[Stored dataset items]
□ □ □

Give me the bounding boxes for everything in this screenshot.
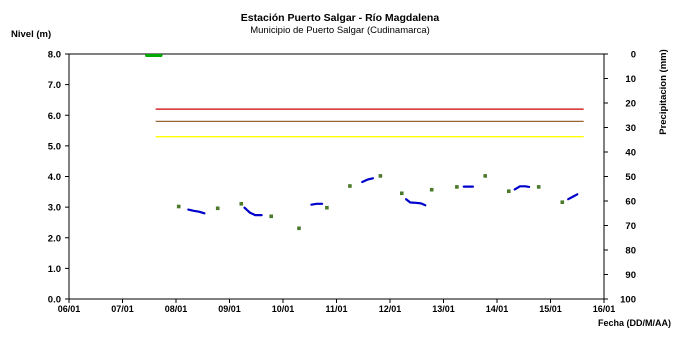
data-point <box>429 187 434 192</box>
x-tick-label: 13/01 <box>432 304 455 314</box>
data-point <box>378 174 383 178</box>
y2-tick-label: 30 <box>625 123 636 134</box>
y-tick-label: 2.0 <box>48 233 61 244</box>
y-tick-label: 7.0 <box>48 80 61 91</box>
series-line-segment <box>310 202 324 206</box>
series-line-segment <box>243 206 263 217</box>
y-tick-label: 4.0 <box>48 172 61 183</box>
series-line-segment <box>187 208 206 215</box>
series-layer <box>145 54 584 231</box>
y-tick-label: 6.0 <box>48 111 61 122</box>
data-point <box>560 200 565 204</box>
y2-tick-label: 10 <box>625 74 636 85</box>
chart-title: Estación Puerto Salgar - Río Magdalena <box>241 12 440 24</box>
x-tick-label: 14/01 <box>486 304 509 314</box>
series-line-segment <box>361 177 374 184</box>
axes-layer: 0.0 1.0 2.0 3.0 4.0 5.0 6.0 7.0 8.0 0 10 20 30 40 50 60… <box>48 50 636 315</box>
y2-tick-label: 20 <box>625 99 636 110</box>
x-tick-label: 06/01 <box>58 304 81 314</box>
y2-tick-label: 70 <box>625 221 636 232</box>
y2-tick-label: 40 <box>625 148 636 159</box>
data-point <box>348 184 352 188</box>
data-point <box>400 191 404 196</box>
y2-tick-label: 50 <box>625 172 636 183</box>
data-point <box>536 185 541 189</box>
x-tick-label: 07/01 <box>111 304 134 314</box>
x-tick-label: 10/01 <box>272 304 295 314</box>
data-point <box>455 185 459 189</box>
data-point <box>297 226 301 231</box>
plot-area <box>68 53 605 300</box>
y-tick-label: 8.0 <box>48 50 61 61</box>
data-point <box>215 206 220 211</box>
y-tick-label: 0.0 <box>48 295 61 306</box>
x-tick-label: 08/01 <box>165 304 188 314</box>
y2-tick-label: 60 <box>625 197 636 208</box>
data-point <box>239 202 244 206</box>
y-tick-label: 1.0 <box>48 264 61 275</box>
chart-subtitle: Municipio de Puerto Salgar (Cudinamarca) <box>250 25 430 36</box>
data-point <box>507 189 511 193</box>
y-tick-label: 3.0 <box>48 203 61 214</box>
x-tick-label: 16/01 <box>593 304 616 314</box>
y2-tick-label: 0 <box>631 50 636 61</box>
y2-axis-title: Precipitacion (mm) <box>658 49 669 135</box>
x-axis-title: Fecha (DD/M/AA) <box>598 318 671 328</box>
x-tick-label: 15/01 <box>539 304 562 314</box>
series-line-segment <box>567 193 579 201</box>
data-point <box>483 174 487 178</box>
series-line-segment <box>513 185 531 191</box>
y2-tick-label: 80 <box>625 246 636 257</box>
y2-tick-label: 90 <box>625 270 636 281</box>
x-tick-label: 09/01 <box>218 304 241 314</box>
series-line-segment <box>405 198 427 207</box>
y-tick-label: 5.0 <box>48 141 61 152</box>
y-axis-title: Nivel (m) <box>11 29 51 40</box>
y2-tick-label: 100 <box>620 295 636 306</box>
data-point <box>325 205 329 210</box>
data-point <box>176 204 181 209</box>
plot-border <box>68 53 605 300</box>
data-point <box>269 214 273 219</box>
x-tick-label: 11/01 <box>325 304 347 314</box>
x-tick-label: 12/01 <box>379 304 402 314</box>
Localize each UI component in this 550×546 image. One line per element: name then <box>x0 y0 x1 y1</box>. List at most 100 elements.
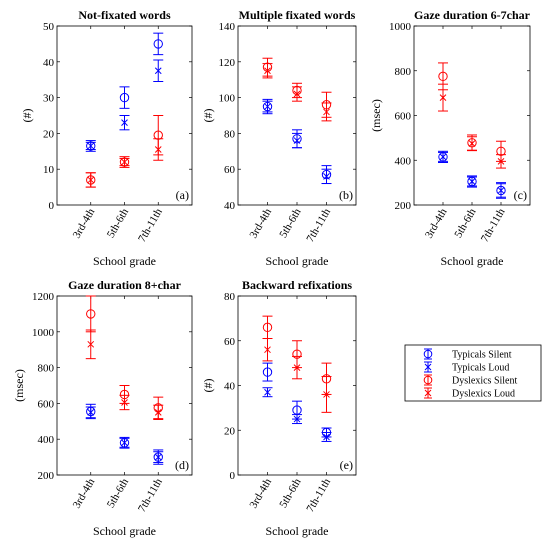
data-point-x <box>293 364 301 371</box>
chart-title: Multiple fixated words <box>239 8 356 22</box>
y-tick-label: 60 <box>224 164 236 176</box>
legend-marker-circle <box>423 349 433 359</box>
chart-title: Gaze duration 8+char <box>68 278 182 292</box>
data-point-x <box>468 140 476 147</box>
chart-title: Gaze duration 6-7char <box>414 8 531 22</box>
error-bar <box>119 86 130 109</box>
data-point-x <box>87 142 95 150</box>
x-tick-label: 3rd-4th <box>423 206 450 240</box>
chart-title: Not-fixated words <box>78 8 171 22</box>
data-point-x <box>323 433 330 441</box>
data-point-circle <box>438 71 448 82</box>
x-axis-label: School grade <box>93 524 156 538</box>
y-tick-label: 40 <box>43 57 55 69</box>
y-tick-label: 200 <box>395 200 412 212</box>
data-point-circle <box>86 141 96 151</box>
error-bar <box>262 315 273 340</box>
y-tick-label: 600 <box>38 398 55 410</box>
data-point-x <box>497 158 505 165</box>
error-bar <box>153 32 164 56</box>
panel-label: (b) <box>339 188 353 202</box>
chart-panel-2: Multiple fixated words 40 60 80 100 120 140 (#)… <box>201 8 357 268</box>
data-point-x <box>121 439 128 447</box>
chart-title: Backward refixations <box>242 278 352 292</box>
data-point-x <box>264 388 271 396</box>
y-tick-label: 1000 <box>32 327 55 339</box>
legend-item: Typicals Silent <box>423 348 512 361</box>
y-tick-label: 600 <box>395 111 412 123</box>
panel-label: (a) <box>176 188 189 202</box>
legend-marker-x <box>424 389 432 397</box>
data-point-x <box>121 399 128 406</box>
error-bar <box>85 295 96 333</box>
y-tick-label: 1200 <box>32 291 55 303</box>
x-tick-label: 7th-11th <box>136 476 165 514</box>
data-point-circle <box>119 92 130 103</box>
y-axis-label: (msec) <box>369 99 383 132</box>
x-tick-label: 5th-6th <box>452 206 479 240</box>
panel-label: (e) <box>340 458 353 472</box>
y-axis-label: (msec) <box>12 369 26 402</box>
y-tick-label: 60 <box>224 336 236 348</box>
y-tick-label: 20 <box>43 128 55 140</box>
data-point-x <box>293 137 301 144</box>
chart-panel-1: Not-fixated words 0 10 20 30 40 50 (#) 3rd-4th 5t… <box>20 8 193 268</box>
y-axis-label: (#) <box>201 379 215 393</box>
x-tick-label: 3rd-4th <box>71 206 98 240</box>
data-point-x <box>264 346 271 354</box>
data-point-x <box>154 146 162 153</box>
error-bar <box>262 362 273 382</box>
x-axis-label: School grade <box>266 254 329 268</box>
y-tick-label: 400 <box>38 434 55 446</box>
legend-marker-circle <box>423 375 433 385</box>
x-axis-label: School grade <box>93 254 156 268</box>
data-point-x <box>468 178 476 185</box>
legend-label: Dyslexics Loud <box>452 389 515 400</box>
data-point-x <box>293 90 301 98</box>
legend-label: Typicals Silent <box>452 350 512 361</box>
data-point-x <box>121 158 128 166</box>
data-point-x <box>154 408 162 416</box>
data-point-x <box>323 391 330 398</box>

□ □ □

**EXERCISE OBJECTIVE:**
Reproduce every line of the records above verbatim, leaving out the pictures.

**OUTPUT FOR THIS EXERCISE:**
Give me the bounding boxes for everything in this screenshot.
data-point <box>429 187 434 192</box>
x-tick-label: 13/01 <box>432 304 455 314</box>
data-point <box>378 174 383 178</box>
y2-tick-label: 30 <box>625 123 636 134</box>
y-tick-label: 2.0 <box>48 233 61 244</box>
y-tick-label: 7.0 <box>48 80 61 91</box>
series-line-segment <box>310 202 324 206</box>
series-line-segment <box>243 206 263 217</box>
y-tick-label: 4.0 <box>48 172 61 183</box>
series-line-segment <box>187 208 206 215</box>
series-layer <box>145 54 584 231</box>
y-tick-label: 6.0 <box>48 111 61 122</box>
data-point <box>560 200 565 204</box>
y2-tick-label: 10 <box>625 74 636 85</box>
chart-title: Estación Puerto Salgar - Río Magdalena <box>241 12 440 24</box>
x-tick-label: 14/01 <box>486 304 509 314</box>
series-line-segment <box>361 177 374 184</box>
axes-layer: 0.0 1.0 2.0 3.0 4.0 5.0 6.0 7.0 8.0 0 10 20 30 40 50 60… <box>48 50 636 315</box>
y2-tick-label: 20 <box>625 99 636 110</box>
x-tick-label: 06/01 <box>58 304 81 314</box>
y2-tick-label: 70 <box>625 221 636 232</box>
y2-tick-label: 40 <box>625 148 636 159</box>
data-point <box>348 184 352 188</box>
data-point <box>400 191 404 196</box>
y2-tick-label: 50 <box>625 172 636 183</box>
data-point <box>536 185 541 189</box>
x-tick-label: 07/01 <box>111 304 134 314</box>
x-tick-label: 10/01 <box>272 304 295 314</box>
data-point <box>455 185 459 189</box>
data-point <box>297 226 301 231</box>
plot-area <box>68 53 605 300</box>
y-tick-label: 8.0 <box>48 50 61 61</box>
data-point <box>215 206 220 211</box>
y-tick-label: 0.0 <box>48 295 61 306</box>
x-tick-label: 08/01 <box>165 304 188 314</box>
y2-tick-label: 60 <box>625 197 636 208</box>
data-point <box>239 202 244 206</box>
y-tick-label: 1.0 <box>48 264 61 275</box>
chart-subtitle: Municipio de Puerto Salgar (Cudinamarca) <box>250 25 430 36</box>
data-point <box>507 189 511 193</box>
y-tick-label: 3.0 <box>48 203 61 214</box>
x-tick-label: 16/01 <box>593 304 616 314</box>
y2-tick-label: 0 <box>631 50 636 61</box>
y2-axis-title: Precipitacion (mm) <box>658 49 669 135</box>
x-axis-title: Fecha (DD/M/AA) <box>598 318 671 328</box>
x-tick-label: 15/01 <box>539 304 562 314</box>
series-line-segment <box>567 193 579 201</box>
data-point <box>483 174 487 178</box>
series-line-segment <box>513 185 531 191</box>
y2-tick-label: 80 <box>625 246 636 257</box>
y2-tick-label: 90 <box>625 270 636 281</box>
x-tick-label: 09/01 <box>218 304 241 314</box>
series-line-segment <box>405 198 427 207</box>
y-tick-label: 5.0 <box>48 141 61 152</box>
y-axis-title: Nivel (m) <box>11 29 51 40</box>
y2-tick-label: 100 <box>620 295 636 306</box>
data-point <box>325 205 329 210</box>
data-point <box>176 204 181 209</box>
plot-border <box>68 53 605 300</box>
data-point <box>269 214 273 219</box>
x-tick-label: 11/01 <box>325 304 347 314</box>
x-tick-label: 12/01 <box>379 304 402 314</box>
Localize each UI component in this 550×546 image. One line per element: name then <box>x0 y0 x1 y1</box>. List at most 100 elements.
data-point-x <box>293 364 301 371</box>
chart-title: Multiple fixated words <box>239 8 356 22</box>
y-tick-label: 60 <box>224 164 236 176</box>
legend-marker-circle <box>423 349 433 359</box>
chart-title: Gaze duration 8+char <box>68 278 182 292</box>
data-point-x <box>468 140 476 147</box>
chart-title: Gaze duration 6-7char <box>414 8 531 22</box>
error-bar <box>119 86 130 109</box>
data-point-x <box>87 142 95 150</box>
x-tick-label: 3rd-4th <box>423 206 450 240</box>
chart-title: Not-fixated words <box>78 8 171 22</box>
data-point-x <box>323 433 330 441</box>
data-point-circle <box>438 71 448 82</box>
x-axis-label: School grade <box>93 524 156 538</box>
y-tick-label: 40 <box>43 57 55 69</box>
y-tick-label: 200 <box>395 200 412 212</box>
data-point-circle <box>86 141 96 151</box>
error-bar <box>262 315 273 340</box>
y-tick-label: 600 <box>38 398 55 410</box>
data-point-x <box>497 158 505 165</box>
error-bar <box>153 32 164 56</box>
panel-label: (b) <box>339 188 353 202</box>
chart-panel-2: Multiple fixated words 40 60 80 100 120 140 (#)… <box>201 8 357 268</box>
data-point-x <box>121 439 128 447</box>
chart-title: Backward refixations <box>242 278 352 292</box>
data-point-x <box>264 388 271 396</box>
y-tick-label: 1000 <box>32 327 55 339</box>
legend-item: Typicals Silent <box>423 348 512 361</box>
y-tick-label: 600 <box>395 111 412 123</box>
panel-label: (a) <box>176 188 189 202</box>
legend-marker-x <box>424 389 432 397</box>
data-point-x <box>121 399 128 406</box>
error-bar <box>85 295 96 333</box>
y-tick-label: 1200 <box>32 291 55 303</box>
x-tick-label: 7th-11th <box>136 476 165 514</box>
data-point-circle <box>119 92 130 103</box>
y-axis-label: (msec) <box>369 99 383 132</box>
x-tick-label: 5th-6th <box>452 206 479 240</box>
panel-label: (e) <box>340 458 353 472</box>
y-axis-label: (msec) <box>12 369 26 402</box>
y-tick-label: 60 <box>224 336 236 348</box>
y-tick-label: 20 <box>43 128 55 140</box>
data-point-x <box>293 137 301 144</box>
chart-panel-1: Not-fixated words 0 10 20 30 40 50 (#) 3rd-4th 5t… <box>20 8 193 268</box>
y-axis-label: (#) <box>201 379 215 393</box>
x-tick-label: 3rd-4th <box>71 206 98 240</box>
data-point-x <box>264 346 271 354</box>
data-point-x <box>154 146 162 153</box>
error-bar <box>262 362 273 382</box>
x-axis-label: School grade <box>266 254 329 268</box>
y-tick-label: 400 <box>38 434 55 446</box>
legend-marker-circle <box>423 375 433 385</box>
x-axis-label: School grade <box>93 254 156 268</box>
data-point-x <box>468 178 476 185</box>
legend-label: Dyslexics Loud <box>452 389 515 400</box>
data-point-x <box>293 90 301 98</box>
legend-label: Typicals Silent <box>452 350 512 361</box>
data-point-x <box>121 158 128 166</box>
data-point-x <box>154 408 162 416</box>
data-point-x <box>323 391 330 398</box>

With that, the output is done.